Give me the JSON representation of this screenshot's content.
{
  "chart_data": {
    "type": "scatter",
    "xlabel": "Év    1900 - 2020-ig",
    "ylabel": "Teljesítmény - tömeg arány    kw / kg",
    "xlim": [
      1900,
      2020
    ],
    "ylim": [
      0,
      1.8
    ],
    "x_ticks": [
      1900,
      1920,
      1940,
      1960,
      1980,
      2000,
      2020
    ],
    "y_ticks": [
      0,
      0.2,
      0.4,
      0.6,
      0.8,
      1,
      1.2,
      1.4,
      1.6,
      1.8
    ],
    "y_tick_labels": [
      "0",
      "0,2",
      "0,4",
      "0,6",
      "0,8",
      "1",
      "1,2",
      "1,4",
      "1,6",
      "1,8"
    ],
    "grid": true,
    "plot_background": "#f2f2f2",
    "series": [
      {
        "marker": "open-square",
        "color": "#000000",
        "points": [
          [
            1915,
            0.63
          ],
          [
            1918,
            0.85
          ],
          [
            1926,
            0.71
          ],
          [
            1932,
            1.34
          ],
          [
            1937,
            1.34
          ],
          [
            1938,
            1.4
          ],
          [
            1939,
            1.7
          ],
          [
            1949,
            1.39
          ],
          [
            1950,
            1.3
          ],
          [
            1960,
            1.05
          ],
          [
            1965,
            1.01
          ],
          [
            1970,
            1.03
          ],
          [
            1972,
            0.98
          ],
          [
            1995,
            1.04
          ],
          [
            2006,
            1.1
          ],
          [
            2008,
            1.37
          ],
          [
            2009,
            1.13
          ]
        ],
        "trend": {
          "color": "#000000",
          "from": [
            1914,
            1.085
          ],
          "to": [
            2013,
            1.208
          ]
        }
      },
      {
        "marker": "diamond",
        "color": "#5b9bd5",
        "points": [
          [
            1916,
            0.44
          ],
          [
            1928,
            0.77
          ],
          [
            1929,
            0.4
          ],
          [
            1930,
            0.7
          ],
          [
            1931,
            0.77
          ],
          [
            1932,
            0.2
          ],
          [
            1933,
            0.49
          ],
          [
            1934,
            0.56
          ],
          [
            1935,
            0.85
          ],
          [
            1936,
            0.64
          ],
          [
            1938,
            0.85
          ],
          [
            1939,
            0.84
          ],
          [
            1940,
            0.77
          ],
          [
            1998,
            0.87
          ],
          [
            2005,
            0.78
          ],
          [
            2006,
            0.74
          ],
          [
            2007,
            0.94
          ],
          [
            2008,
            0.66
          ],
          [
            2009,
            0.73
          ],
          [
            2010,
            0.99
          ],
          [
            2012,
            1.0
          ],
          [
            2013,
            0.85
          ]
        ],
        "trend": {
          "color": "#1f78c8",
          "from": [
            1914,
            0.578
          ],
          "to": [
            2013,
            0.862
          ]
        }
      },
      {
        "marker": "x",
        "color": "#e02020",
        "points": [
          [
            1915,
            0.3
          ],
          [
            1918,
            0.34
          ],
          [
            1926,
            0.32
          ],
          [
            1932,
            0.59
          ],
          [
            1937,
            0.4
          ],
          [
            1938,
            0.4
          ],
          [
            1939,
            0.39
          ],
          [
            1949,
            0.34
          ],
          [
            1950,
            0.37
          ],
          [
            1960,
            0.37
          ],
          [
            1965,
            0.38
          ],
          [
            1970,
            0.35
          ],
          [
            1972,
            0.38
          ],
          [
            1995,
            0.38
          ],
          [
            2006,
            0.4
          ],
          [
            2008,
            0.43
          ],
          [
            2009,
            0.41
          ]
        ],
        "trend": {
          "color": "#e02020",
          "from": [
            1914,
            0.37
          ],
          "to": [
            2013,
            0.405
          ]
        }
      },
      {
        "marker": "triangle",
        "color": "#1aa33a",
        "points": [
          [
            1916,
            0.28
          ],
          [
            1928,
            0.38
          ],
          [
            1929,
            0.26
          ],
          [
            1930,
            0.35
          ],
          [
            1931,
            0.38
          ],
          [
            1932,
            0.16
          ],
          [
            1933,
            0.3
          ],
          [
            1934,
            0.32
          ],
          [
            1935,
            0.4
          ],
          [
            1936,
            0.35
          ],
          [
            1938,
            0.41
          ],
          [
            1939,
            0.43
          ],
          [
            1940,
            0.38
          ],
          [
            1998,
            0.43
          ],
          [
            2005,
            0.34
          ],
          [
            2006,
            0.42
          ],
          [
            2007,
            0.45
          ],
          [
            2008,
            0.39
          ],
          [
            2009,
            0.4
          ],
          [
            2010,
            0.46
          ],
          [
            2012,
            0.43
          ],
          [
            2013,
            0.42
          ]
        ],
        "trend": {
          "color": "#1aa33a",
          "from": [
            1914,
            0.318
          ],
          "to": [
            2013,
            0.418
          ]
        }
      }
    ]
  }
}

WHAT THE EXERCISE ASKS — Return the listing above in full, character for character.

SOLUTION TO THIS TASK —
Give me the JSON representation of this screenshot's content.
{
  "chart_data": {
    "type": "scatter",
    "xlabel": "Év    1900 - 2020-ig",
    "ylabel": "Teljesítmény - tömeg arány    kw / kg",
    "xlim": [
      1900,
      2020
    ],
    "ylim": [
      0,
      1.8
    ],
    "x_ticks": [
      1900,
      1920,
      1940,
      1960,
      1980,
      2000,
      2020
    ],
    "y_ticks": [
      0,
      0.2,
      0.4,
      0.6,
      0.8,
      1,
      1.2,
      1.4,
      1.6,
      1.8
    ],
    "y_tick_labels": [
      "0",
      "0,2",
      "0,4",
      "0,6",
      "0,8",
      "1",
      "1,2",
      "1,4",
      "1,6",
      "1,8"
    ],
    "grid": true,
    "plot_background": "#f2f2f2",
    "series": [
      {
        "marker": "open-square",
        "color": "#000000",
        "points": [
          [
            1915,
            0.63
          ],
          [
            1918,
            0.85
          ],
          [
            1926,
            0.71
          ],
          [
            1932,
            1.34
          ],
          [
            1937,
            1.34
          ],
          [
            1938,
            1.4
          ],
          [
            1939,
            1.7
          ],
          [
            1949,
            1.39
          ],
          [
            1950,
            1.3
          ],
          [
            1960,
            1.05
          ],
          [
            1965,
            1.01
          ],
          [
            1970,
            1.03
          ],
          [
            1972,
            0.98
          ],
          [
            1995,
            1.04
          ],
          [
            2006,
            1.1
          ],
          [
            2008,
            1.37
          ],
          [
            2009,
            1.13
          ]
        ],
        "trend": {
          "color": "#000000",
          "from": [
            1914,
            1.085
          ],
          "to": [
            2013,
            1.208
          ]
        }
      },
      {
        "marker": "diamond",
        "color": "#5b9bd5",
        "points": [
          [
            1916,
            0.44
          ],
          [
            1928,
            0.77
          ],
          [
            1929,
            0.4
          ],
          [
            1930,
            0.7
          ],
          [
            1931,
            0.77
          ],
          [
            1932,
            0.2
          ],
          [
            1933,
            0.49
          ],
          [
            1934,
            0.56
          ],
          [
            1935,
            0.85
          ],
          [
            1936,
            0.64
          ],
          [
            1938,
            0.85
          ],
          [
            1939,
            0.84
          ],
          [
            1940,
            0.77
          ],
          [
            1998,
            0.87
          ],
          [
            2005,
            0.78
          ],
          [
            2006,
            0.74
          ],
          [
            2007,
            0.94
          ],
          [
            2008,
            0.66
          ],
          [
            2009,
            0.73
          ],
          [
            2010,
            0.99
          ],
          [
            2012,
            1.0
          ],
          [
            2013,
            0.85
          ]
        ],
        "trend": {
          "color": "#1f78c8",
          "from": [
            1914,
            0.578
          ],
          "to": [
            2013,
            0.862
          ]
        }
      },
      {
        "marker": "x",
        "color": "#e02020",
        "points": [
          [
            1915,
            0.3
          ],
          [
            1918,
            0.34
          ],
          [
            1926,
            0.32
          ],
          [
            1932,
            0.59
          ],
          [
            1937,
            0.4
          ],
          [
            1938,
            0.4
          ],
          [
            1939,
            0.39
          ],
          [
            1949,
            0.34
          ],
          [
            1950,
            0.37
          ],
          [
            1960,
            0.37
          ],
          [
            1965,
            0.38
          ],
          [
            1970,
            0.35
          ],
          [
            1972,
            0.38
          ],
          [
            1995,
            0.38
          ],
          [
            2006,
            0.4
          ],
          [
            2008,
            0.43
          ],
          [
            2009,
            0.41
          ]
        ],
        "trend": {
          "color": "#e02020",
          "from": [
            1914,
            0.37
          ],
          "to": [
            2013,
            0.405
          ]
        }
      },
      {
        "marker": "triangle",
        "color": "#1aa33a",
        "points": [
          [
            1916,
            0.28
          ],
          [
            1928,
            0.38
          ],
          [
            1929,
            0.26
          ],
          [
            1930,
            0.35
          ],
          [
            1931,
            0.38
          ],
          [
            1932,
            0.16
          ],
          [
            1933,
            0.3
          ],
          [
            1934,
            0.32
          ],
          [
            1935,
            0.4
          ],
          [
            1936,
            0.35
          ],
          [
            1938,
            0.41
          ],
          [
            1939,
            0.43
          ],
          [
            1940,
            0.38
          ],
          [
            1998,
            0.43
          ],
          [
            2005,
            0.34
          ],
          [
            2006,
            0.42
          ],
          [
            2007,
            0.45
          ],
          [
            2008,
            0.39
          ],
          [
            2009,
            0.4
          ],
          [
            2010,
            0.46
          ],
          [
            2012,
            0.43
          ],
          [
            2013,
            0.42
          ]
        ],
        "trend": {
          "color": "#1aa33a",
          "from": [
            1914,
            0.318
          ],
          "to": [
            2013,
            0.418
          ]
        }
      }
    ]
  }
}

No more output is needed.